Start of RECORDS FOR THE TASK
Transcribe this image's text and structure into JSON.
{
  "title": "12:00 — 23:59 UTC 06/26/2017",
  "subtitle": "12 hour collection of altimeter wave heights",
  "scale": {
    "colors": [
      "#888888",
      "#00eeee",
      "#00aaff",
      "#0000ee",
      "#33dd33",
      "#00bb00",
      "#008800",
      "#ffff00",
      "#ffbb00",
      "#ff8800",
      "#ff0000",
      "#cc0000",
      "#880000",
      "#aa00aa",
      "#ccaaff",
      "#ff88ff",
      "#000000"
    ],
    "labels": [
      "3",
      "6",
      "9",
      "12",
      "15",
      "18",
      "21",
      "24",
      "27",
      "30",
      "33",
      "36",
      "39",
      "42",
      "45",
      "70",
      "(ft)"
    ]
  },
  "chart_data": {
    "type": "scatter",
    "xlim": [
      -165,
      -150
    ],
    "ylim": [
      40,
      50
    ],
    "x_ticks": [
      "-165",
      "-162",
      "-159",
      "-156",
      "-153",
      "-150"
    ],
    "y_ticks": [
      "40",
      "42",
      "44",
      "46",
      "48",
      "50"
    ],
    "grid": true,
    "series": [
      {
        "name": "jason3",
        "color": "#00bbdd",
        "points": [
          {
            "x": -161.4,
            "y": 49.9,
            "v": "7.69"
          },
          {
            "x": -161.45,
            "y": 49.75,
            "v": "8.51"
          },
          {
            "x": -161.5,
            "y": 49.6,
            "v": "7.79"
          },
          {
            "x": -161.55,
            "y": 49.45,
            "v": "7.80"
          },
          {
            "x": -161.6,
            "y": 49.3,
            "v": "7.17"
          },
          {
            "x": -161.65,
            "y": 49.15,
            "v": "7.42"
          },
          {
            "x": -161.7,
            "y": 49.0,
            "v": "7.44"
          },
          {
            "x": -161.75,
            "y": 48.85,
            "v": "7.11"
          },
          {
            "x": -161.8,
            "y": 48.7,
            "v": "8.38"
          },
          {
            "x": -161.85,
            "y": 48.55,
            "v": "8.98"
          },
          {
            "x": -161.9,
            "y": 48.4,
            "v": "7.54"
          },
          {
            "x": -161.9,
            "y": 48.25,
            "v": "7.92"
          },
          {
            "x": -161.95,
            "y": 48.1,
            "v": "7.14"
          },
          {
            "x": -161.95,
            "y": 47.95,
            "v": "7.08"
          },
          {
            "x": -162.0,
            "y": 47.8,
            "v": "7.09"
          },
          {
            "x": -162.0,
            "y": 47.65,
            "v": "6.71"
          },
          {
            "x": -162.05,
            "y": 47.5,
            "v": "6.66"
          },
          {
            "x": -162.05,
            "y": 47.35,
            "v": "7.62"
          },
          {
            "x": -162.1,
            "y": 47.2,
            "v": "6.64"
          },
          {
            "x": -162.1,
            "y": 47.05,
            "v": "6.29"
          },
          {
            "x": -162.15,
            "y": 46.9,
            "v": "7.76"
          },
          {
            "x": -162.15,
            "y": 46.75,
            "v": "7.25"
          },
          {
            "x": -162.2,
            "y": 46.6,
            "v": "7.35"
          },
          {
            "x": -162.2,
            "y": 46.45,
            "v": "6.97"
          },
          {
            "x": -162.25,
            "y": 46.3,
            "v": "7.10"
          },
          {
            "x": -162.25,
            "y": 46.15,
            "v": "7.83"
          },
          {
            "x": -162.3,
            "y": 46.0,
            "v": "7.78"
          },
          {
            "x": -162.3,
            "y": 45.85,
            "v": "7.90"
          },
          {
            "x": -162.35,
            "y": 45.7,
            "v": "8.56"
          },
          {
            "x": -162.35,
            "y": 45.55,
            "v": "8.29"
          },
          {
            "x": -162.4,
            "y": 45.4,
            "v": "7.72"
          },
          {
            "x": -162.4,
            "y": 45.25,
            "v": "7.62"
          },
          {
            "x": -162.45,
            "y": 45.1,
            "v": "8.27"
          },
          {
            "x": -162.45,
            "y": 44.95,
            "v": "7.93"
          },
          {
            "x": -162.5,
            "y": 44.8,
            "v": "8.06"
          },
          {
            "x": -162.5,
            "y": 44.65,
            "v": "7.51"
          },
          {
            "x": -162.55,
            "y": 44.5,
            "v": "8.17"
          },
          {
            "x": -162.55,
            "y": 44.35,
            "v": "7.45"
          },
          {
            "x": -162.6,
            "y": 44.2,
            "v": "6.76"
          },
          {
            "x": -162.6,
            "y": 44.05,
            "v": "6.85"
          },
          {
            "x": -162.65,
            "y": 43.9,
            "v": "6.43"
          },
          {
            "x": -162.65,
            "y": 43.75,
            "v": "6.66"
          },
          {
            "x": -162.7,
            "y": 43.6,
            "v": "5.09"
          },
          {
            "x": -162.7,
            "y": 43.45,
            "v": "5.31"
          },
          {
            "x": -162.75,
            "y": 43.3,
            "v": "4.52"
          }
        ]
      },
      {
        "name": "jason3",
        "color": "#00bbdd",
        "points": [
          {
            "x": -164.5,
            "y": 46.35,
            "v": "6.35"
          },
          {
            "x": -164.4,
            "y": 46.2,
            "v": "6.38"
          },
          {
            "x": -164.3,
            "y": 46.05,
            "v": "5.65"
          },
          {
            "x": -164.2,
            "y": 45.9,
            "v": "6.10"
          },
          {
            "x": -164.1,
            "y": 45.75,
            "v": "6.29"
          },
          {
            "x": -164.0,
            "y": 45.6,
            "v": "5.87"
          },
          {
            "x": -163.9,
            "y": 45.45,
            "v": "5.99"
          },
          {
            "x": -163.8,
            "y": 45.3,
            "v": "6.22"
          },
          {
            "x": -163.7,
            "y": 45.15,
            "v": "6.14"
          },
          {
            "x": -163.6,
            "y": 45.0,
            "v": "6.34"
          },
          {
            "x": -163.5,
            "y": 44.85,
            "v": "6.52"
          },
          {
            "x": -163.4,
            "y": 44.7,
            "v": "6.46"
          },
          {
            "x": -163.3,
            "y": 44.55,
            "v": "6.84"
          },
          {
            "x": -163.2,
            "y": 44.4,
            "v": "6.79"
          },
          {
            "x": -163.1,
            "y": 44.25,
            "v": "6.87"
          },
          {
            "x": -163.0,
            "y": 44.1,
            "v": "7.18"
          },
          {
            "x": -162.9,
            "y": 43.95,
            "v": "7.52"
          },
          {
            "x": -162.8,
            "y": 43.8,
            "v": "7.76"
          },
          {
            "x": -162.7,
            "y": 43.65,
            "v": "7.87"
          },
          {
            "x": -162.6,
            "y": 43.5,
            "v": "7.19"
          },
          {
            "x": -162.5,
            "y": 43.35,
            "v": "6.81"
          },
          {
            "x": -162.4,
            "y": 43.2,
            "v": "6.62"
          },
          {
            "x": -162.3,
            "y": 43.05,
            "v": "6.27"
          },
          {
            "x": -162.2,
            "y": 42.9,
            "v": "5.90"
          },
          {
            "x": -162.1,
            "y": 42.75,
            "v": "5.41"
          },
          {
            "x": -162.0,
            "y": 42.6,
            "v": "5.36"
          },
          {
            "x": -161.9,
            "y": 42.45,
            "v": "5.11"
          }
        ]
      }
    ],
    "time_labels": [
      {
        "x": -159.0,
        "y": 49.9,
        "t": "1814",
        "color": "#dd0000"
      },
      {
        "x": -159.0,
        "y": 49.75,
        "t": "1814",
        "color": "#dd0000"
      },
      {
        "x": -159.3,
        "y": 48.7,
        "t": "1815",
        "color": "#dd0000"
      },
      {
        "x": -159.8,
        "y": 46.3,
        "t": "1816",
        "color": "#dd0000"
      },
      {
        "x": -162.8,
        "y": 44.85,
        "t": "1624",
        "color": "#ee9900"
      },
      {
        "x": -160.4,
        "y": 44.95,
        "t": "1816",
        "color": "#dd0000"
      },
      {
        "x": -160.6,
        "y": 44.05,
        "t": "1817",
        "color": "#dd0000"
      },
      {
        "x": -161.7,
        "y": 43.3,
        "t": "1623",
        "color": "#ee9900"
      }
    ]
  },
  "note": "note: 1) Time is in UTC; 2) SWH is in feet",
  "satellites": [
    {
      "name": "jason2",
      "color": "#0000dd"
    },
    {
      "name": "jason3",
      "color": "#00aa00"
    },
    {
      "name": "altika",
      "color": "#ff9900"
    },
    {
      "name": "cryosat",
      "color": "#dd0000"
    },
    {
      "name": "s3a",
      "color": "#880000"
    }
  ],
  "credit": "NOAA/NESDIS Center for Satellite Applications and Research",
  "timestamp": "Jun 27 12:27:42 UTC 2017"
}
End of RECORDS FOR THE TASK
## [EXERCISE INSTRUCTIONS]
Show the lines of the records that contain the word "name".

## [THE RESPONSE]
        "name": "jason3",
        "name": "jason3",
      "name": "jason2",
      "name": "jason3",
      "name": "altika",
      "name": "cryosat",
      "name": "s3a",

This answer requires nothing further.